▸ SELECTED TEXT
SIMD instructions are ideal in motion estimation because the arithmetic operations that are done in the search operation are done for blocks of pixels and are inherently parallel. The SSE2 instruction, PSADBW, is widely used by developers to optimize this operation. PSADBW computes two sums of absolute differences from a pair of 16 unsigned byte integers. One sum is the result from the eight low unsigned byte integers whereas the other sum is the result from the eight high unsigned byte integers[1].

▸ REQUIREMENTS
**1.** For the passage on SIMD in motion estimation, mark each statement yes or no and quote the words that decide it: (a) PSADBW is an SSE2 instruction. (b) PSADBW computes a single sum from 16 unsigned byte integers. (c) The search operation's arithmetic is done for blocks of pixels.
**2.** In the passage on SIMD in motion estimation, which byte integers does each of the two PSADBW sums come from?
**3.** Carry on the passage about SIMD instructions in motion estimation, starting after its last sentence.

Rows of the dataset
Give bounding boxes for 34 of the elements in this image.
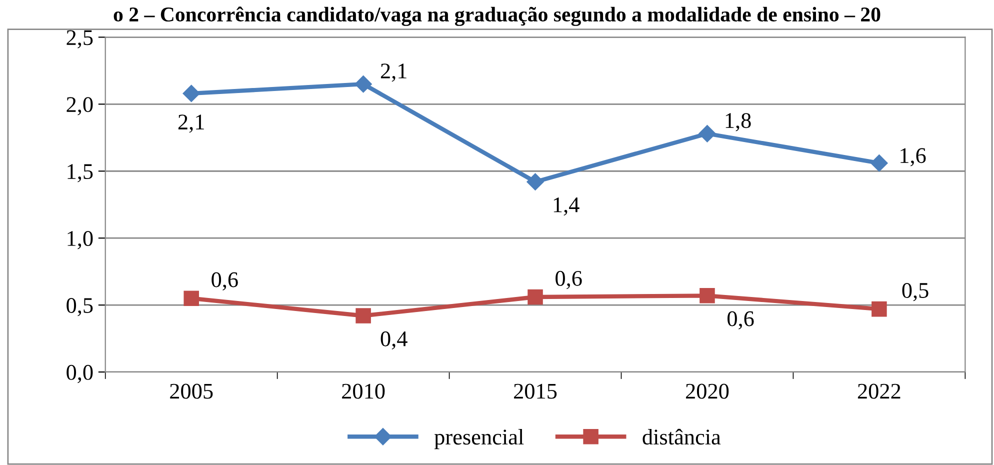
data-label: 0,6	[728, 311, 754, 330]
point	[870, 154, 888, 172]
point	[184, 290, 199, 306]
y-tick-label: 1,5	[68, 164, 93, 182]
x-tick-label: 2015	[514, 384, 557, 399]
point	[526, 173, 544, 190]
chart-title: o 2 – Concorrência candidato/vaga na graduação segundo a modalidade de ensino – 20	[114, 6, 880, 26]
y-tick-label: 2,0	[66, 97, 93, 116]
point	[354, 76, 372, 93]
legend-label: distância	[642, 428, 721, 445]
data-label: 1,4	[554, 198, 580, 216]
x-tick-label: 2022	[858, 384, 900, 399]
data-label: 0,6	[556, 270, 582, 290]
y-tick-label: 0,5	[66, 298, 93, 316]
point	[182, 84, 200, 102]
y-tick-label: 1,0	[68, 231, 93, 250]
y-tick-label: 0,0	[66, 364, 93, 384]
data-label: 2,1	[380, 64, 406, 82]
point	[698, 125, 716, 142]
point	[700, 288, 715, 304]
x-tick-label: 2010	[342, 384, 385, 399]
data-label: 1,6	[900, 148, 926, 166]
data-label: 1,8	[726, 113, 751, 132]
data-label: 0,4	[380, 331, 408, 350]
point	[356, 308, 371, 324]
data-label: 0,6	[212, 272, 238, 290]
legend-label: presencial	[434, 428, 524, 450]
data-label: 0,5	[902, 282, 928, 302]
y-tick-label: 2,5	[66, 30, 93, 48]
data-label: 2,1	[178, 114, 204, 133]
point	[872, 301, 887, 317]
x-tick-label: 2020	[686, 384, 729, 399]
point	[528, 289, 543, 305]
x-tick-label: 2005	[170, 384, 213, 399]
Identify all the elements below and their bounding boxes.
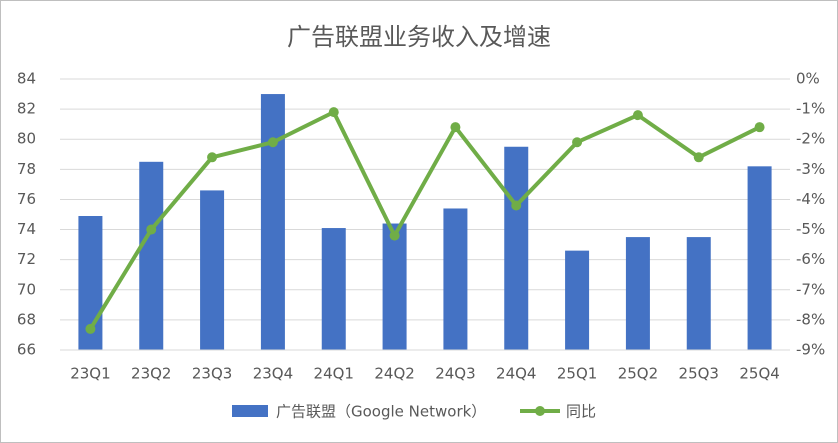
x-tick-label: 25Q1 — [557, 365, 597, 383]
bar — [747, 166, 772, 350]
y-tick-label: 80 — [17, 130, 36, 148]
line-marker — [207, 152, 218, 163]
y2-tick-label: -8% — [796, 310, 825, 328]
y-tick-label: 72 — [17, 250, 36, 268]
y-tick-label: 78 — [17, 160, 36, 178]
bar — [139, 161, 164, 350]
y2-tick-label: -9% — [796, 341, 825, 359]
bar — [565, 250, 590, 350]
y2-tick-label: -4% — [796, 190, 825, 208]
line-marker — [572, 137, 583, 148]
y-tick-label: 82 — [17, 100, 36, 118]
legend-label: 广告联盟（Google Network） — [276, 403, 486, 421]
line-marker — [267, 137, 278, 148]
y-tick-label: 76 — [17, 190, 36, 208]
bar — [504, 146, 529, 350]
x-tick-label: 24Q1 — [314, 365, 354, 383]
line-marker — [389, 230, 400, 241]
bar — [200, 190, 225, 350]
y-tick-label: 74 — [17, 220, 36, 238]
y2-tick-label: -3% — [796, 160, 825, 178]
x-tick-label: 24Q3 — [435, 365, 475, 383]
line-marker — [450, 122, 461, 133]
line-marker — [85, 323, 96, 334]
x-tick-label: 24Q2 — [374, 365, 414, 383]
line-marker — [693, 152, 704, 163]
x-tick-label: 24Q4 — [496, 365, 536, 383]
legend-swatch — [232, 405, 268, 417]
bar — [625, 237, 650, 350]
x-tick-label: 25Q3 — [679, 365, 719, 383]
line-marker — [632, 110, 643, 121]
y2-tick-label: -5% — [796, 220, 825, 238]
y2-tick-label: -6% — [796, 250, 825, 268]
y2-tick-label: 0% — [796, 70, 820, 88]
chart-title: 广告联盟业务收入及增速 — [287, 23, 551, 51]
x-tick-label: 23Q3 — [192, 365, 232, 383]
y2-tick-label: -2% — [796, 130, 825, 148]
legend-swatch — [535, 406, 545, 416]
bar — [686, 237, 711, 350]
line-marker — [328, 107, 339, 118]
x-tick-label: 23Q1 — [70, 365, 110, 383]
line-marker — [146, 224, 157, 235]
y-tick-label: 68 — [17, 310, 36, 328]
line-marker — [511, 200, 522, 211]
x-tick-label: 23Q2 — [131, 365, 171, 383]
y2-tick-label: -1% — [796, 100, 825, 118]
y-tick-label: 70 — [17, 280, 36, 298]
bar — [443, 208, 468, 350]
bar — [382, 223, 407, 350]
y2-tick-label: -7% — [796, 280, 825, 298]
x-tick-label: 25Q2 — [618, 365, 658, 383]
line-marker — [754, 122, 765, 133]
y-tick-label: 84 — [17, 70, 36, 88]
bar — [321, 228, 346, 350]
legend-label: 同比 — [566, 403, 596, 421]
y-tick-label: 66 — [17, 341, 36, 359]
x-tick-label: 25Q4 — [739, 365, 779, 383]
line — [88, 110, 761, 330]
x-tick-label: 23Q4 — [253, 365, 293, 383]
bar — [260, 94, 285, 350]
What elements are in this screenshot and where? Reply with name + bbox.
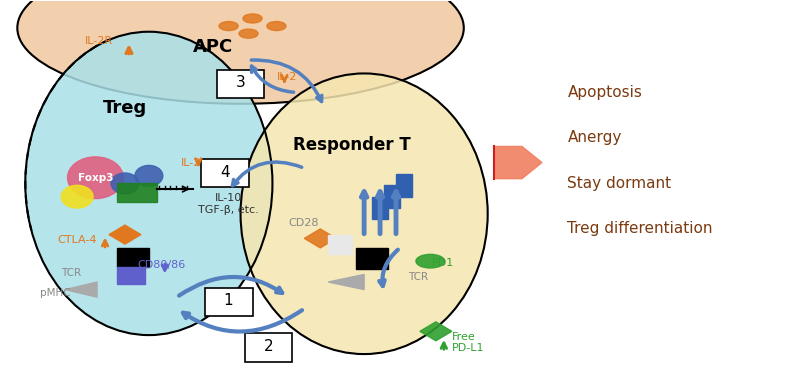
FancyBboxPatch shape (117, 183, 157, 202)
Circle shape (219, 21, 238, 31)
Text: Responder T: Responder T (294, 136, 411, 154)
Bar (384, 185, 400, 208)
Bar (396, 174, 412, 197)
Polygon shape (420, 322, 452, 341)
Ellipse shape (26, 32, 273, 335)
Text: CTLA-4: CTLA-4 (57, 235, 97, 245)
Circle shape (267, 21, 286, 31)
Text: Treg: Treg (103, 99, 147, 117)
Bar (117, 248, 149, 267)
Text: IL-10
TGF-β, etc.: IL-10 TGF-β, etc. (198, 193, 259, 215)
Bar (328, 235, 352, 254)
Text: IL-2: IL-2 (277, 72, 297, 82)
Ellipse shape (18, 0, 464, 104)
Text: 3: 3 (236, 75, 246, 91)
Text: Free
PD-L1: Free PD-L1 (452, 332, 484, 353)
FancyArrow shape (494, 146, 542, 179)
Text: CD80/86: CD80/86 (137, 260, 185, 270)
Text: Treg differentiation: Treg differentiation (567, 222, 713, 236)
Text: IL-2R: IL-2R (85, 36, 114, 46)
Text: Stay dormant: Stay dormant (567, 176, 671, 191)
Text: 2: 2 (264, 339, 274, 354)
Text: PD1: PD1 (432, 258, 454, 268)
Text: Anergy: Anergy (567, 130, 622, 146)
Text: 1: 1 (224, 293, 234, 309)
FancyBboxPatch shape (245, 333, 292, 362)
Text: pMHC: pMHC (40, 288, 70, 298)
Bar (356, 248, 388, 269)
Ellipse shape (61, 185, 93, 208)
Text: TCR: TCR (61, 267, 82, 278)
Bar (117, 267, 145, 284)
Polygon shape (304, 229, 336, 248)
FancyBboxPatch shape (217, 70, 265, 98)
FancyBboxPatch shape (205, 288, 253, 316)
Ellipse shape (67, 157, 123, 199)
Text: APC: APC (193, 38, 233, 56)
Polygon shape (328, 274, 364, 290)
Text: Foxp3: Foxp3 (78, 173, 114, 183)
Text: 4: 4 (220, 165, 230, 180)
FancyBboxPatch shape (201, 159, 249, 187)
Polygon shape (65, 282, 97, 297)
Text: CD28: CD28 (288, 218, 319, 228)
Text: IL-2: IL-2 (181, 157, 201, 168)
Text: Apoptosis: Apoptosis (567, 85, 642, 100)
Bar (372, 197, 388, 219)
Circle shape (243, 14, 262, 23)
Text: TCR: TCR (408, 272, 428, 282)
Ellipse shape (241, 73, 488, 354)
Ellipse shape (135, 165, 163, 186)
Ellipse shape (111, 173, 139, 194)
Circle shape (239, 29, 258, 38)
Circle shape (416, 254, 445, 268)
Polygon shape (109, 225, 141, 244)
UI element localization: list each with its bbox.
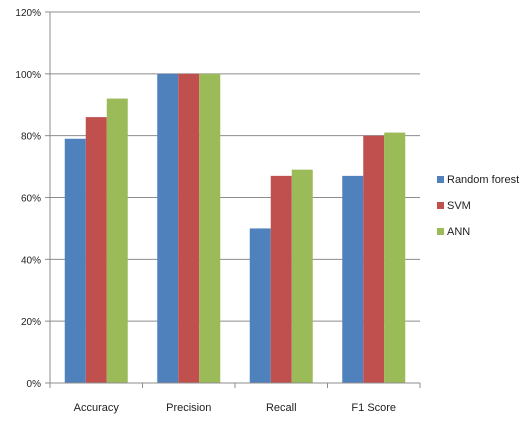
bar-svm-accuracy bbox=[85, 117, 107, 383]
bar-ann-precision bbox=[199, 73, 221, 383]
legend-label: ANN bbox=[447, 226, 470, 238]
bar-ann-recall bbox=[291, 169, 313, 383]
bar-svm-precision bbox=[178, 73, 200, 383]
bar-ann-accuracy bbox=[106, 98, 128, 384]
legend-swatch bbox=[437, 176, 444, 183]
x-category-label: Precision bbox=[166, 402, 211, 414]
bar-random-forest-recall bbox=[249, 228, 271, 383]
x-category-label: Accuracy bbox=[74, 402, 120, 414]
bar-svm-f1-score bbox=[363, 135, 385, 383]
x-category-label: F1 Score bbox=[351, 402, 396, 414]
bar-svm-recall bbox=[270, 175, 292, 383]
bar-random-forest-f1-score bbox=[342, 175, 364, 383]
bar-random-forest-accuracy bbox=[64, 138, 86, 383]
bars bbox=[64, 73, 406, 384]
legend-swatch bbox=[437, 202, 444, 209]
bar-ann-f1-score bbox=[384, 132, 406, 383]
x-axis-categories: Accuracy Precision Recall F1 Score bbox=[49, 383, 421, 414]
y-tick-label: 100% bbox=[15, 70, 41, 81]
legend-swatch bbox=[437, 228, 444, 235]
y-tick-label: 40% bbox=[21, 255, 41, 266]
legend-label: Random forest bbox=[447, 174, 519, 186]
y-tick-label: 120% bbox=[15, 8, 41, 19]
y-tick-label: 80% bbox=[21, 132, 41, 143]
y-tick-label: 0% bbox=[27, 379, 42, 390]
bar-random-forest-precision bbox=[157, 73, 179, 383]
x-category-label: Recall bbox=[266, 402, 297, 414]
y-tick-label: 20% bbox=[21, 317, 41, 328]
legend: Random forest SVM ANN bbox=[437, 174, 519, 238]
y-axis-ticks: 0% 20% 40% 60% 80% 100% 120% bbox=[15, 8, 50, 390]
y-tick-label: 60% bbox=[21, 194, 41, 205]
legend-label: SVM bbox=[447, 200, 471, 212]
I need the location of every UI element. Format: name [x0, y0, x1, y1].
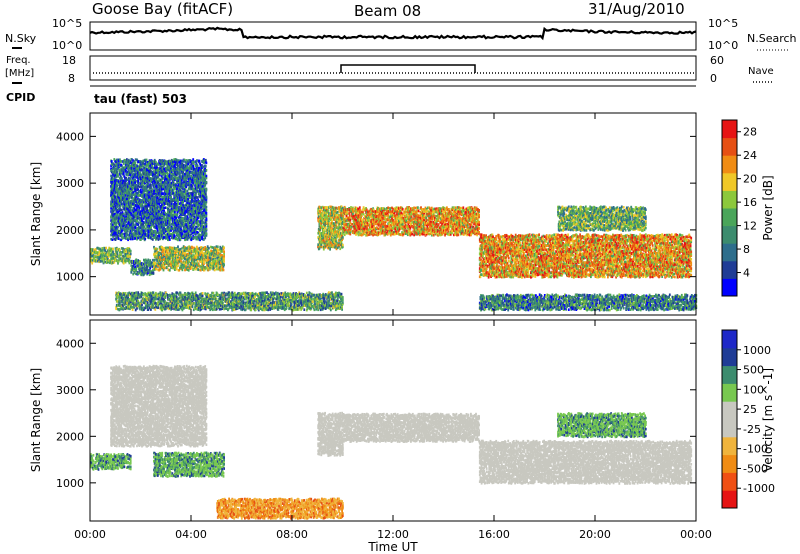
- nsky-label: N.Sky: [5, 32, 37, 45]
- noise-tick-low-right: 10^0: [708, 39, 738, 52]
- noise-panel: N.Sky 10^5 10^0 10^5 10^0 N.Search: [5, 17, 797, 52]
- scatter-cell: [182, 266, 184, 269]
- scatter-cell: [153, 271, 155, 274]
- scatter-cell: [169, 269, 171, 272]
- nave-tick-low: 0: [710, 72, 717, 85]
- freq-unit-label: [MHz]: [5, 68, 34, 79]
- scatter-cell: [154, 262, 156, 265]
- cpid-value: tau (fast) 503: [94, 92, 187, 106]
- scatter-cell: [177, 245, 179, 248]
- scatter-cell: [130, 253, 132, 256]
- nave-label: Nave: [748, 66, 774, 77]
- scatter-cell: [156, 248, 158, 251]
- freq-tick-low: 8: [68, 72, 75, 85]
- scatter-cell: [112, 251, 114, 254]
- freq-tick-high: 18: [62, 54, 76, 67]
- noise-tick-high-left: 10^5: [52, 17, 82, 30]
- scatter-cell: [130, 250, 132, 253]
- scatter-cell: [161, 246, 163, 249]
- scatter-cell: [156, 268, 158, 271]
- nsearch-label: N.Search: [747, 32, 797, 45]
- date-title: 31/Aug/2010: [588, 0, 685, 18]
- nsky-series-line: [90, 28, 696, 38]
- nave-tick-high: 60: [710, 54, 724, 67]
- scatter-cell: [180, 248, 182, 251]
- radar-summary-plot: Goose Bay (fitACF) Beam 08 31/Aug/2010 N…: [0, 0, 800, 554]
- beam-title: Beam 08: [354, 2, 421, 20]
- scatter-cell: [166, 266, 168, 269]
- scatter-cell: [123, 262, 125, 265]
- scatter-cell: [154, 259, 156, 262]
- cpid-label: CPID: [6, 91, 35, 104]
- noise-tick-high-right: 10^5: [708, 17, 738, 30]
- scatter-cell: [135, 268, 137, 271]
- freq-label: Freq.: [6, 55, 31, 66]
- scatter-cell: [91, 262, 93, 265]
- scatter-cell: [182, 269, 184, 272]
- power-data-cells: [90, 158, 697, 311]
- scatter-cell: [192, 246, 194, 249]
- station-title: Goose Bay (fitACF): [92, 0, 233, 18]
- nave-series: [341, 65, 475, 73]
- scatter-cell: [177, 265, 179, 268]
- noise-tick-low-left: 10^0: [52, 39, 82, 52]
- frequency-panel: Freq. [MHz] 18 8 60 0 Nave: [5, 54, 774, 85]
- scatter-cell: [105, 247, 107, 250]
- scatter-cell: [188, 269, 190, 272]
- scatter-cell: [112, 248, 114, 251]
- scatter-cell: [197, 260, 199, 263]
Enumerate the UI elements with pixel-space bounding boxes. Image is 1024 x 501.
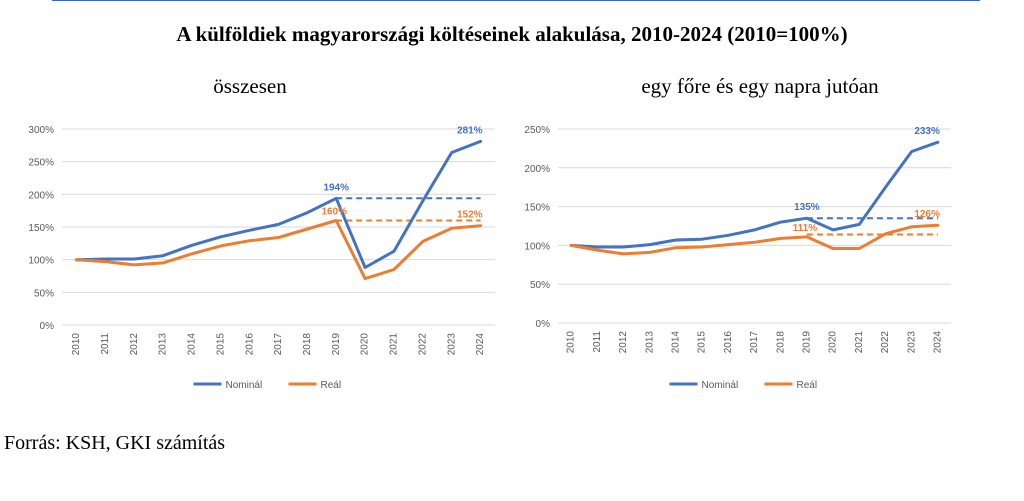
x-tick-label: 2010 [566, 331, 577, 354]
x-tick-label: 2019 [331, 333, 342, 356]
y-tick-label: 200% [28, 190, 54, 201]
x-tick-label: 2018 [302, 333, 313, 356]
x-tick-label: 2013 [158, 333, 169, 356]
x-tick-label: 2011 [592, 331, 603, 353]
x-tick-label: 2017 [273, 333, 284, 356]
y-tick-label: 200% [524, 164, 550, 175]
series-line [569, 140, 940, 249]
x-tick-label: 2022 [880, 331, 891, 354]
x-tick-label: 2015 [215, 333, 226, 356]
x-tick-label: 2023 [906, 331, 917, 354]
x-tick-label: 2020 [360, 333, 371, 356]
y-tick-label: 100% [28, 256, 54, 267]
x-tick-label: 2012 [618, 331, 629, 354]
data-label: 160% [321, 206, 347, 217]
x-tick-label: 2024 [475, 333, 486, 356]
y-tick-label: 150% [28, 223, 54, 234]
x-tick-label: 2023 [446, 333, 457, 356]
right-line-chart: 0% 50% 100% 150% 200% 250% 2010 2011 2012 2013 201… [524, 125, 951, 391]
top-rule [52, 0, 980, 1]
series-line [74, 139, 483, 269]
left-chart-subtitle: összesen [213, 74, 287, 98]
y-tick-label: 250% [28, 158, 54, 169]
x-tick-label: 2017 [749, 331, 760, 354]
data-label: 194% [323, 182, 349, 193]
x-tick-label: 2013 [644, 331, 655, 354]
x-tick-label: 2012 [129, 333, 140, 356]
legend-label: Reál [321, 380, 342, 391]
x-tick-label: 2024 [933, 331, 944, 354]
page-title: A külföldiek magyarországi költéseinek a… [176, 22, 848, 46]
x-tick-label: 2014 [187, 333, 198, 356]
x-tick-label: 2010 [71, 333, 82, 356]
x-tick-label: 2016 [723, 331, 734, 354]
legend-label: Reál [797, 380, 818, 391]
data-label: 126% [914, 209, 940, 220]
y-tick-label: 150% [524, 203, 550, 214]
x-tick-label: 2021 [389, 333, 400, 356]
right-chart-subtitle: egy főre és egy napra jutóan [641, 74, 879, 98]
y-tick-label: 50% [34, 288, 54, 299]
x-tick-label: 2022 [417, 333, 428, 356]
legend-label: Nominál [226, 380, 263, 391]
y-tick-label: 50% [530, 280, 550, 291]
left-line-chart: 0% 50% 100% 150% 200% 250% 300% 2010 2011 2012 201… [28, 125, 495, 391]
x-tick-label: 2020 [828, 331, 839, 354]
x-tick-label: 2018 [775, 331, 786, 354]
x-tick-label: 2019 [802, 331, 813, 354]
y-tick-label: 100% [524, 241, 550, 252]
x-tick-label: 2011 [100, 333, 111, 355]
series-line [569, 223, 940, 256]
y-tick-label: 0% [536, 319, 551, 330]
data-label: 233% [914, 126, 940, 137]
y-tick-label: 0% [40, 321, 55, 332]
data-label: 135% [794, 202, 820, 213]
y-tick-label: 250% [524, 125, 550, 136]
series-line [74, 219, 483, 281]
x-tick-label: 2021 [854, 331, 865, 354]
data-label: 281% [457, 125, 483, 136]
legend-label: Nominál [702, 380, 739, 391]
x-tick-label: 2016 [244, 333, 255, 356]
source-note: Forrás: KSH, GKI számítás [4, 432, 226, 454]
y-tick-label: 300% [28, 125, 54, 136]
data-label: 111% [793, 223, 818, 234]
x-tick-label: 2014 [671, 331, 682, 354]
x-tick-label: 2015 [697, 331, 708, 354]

▸ ANSWERS TO THE EXERCISE
**1.**
(a) Yes: "The SSE2 instruction, PSADBW"
(b) No: "PSADBW computes two sums of absolute differences from a pair of 16 unsigned byte integers."
(c) Yes: "the arithmetic operations that are done in the search operation are done for blocks of pixels"

**2.** One sum comes from the eight low unsigned byte integers, and the other comes from the eight high unsigned byte integers.

**3.**
Figure 2-2 shows the motion estimation function that has been optimized to use the PSADBW instruction. This function finds the matching blocks for four 4x4 blocks in each call. PSADBW computes the sum of absolute difference of eight unsigned byte integers but the width of a 4x4 block is only 4 bytes. In order to use this instruction, two rows were first unpacked to concatenate two 4-byte data sets into 8 bytes. In addition, since each load gets 16 consecutive bytes, data are loaded from four consecutive blocks in one load. Therefore, it makes sense to write this function to find the matching block for four blocks in each call.

Figure 2-2. SSE2 – Optimized Integer Block Matching Function, Finding the Matching Block for Four 4x4 Blocks in Each Call

//finds matching blocks for four 4x4 blocks in each call

int blockMatch4x4SSE2(const unsigned char* refFrame, int stepBytesRF, const unsigned 

char* curBlock, int stepBytesCB, int* matchBlock, int frameWidth, int frameHeight)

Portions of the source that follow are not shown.